● **Task goal**
From the listing below, extract every line containing "updated".

● **Data items**

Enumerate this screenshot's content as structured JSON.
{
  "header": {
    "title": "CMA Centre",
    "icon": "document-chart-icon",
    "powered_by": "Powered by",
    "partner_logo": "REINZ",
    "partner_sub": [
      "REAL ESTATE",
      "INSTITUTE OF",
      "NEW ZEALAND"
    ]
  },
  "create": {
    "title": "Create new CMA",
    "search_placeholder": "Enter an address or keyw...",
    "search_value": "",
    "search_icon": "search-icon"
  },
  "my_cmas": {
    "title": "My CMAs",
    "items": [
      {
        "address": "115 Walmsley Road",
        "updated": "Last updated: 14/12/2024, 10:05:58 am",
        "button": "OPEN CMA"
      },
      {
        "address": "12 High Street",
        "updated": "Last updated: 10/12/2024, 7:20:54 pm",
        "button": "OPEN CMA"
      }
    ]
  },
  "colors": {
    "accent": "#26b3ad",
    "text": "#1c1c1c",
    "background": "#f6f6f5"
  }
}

● **Solution**
        "updated": "Last updated: 14/12/2024, 10:05:58 am",
        "updated": "Last updated: 10/12/2024, 7:20:54 pm",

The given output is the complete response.